SUPPLIED MATERIAL:
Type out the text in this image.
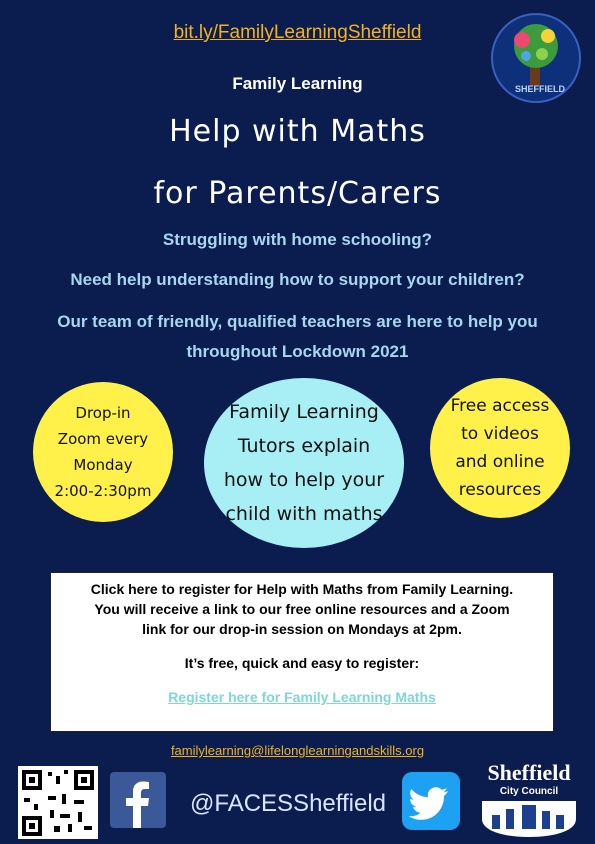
bit.ly/FamilyLearningSheffield
SHEFFIELD
Family Learning
Help with Maths
for Parents/Carers
Struggling with home schooling?
Need help understanding how to support your children?
Our team of friendly, qualified teachers are here to help you
throughout Lockdown 2021
Drop-in
Zoom every
Monday
2:00-2:30pm
Family Learning
Tutors explain
how to help your
child with maths
Free access
to videos
and online
resources

Click here to register for Help with Maths from Family Learning.

You will receive a link to our free online resources and a Zoom

link for our drop-in session on Mondays at 2pm.

It’s free, quick and easy to register:

Register here for Family Learning Maths
familylearning@lifelonglearningandskills.org
@FACESSheffield
Sheffield
City Council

EXERCISE: Determine how many lines in the data above contain the string "Zoom". Give nothing except the number.

SOLUTION FOR THIS EXERCISE: 2